**Task details**:
Write out all of the entries exactly, please.

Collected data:
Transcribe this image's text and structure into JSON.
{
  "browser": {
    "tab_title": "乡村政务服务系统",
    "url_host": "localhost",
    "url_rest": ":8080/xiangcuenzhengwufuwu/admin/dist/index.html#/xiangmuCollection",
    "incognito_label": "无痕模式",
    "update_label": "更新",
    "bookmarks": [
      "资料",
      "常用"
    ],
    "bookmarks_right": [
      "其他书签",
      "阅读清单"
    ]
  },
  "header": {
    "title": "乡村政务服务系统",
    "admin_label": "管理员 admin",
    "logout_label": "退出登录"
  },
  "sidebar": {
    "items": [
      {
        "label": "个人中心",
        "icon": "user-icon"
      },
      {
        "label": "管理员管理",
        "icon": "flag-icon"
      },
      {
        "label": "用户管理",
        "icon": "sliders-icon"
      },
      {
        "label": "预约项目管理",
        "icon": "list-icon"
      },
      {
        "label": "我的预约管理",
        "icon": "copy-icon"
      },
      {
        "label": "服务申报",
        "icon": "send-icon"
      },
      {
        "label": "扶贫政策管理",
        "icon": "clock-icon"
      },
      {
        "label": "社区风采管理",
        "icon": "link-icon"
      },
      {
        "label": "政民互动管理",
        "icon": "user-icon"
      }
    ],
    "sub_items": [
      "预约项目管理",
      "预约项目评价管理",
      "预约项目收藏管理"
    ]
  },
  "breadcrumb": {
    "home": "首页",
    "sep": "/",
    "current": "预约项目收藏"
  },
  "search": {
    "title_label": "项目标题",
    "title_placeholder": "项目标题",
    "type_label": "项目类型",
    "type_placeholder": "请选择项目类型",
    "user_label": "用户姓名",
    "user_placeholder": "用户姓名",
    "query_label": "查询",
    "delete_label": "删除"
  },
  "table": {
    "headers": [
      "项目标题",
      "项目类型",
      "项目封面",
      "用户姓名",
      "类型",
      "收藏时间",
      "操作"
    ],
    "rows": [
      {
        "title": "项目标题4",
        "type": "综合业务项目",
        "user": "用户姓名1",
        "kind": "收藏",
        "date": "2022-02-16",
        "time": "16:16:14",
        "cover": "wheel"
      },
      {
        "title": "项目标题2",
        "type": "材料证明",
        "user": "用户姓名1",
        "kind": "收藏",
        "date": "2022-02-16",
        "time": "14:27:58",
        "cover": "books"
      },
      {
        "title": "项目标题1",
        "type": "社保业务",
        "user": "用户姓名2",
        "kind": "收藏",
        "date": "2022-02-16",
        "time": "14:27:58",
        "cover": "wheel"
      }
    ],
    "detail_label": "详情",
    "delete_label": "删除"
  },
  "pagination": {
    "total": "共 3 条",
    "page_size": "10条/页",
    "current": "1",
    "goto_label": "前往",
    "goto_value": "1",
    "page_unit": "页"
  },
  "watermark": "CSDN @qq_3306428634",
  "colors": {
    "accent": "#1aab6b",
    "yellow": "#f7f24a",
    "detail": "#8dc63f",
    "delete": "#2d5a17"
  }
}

**Solution**:
Transcribe this image's text and structure into JSON.
{
  "browser": {
    "tab_title": "乡村政务服务系统",
    "url_host": "localhost",
    "url_rest": ":8080/xiangcuenzhengwufuwu/admin/dist/index.html#/xiangmuCollection",
    "incognito_label": "无痕模式",
    "update_label": "更新",
    "bookmarks": [
      "资料",
      "常用"
    ],
    "bookmarks_right": [
      "其他书签",
      "阅读清单"
    ]
  },
  "header": {
    "title": "乡村政务服务系统",
    "admin_label": "管理员 admin",
    "logout_label": "退出登录"
  },
  "sidebar": {
    "items": [
      {
        "label": "个人中心",
        "icon": "user-icon"
      },
      {
        "label": "管理员管理",
        "icon": "flag-icon"
      },
      {
        "label": "用户管理",
        "icon": "sliders-icon"
      },
      {
        "label": "预约项目管理",
        "icon": "list-icon"
      },
      {
        "label": "我的预约管理",
        "icon": "copy-icon"
      },
      {
        "label": "服务申报",
        "icon": "send-icon"
      },
      {
        "label": "扶贫政策管理",
        "icon": "clock-icon"
      },
      {
        "label": "社区风采管理",
        "icon": "link-icon"
      },
      {
        "label": "政民互动管理",
        "icon": "user-icon"
      }
    ],
    "sub_items": [
      "预约项目管理",
      "预约项目评价管理",
      "预约项目收藏管理"
    ]
  },
  "breadcrumb": {
    "home": "首页",
    "sep": "/",
    "current": "预约项目收藏"
  },
  "search": {
    "title_label": "项目标题",
    "title_placeholder": "项目标题",
    "type_label": "项目类型",
    "type_placeholder": "请选择项目类型",
    "user_label": "用户姓名",
    "user_placeholder": "用户姓名",
    "query_label": "查询",
    "delete_label": "删除"
  },
  "table": {
    "headers": [
      "项目标题",
      "项目类型",
      "项目封面",
      "用户姓名",
      "类型",
      "收藏时间",
      "操作"
    ],
    "rows": [
      {
        "title": "项目标题4",
        "type": "综合业务项目",
        "user": "用户姓名1",
        "kind": "收藏",
        "date": "2022-02-16",
        "time": "16:16:14",
        "cover": "wheel"
      },
      {
        "title": "项目标题2",
        "type": "材料证明",
        "user": "用户姓名1",
        "kind": "收藏",
        "date": "2022-02-16",
        "time": "14:27:58",
        "cover": "books"
      },
      {
        "title": "项目标题1",
        "type": "社保业务",
        "user": "用户姓名2",
        "kind": "收藏",
        "date": "2022-02-16",
        "time": "14:27:58",
        "cover": "wheel"
      }
    ],
    "detail_label": "详情",
    "delete_label": "删除"
  },
  "pagination": {
    "total": "共 3 条",
    "page_size": "10条/页",
    "current": "1",
    "goto_label": "前往",
    "goto_value": "1",
    "page_unit": "页"
  },
  "watermark": "CSDN @qq_3306428634",
  "colors": {
    "accent": "#1aab6b",
    "yellow": "#f7f24a",
    "detail": "#8dc63f",
    "delete": "#2d5a17"
  }
}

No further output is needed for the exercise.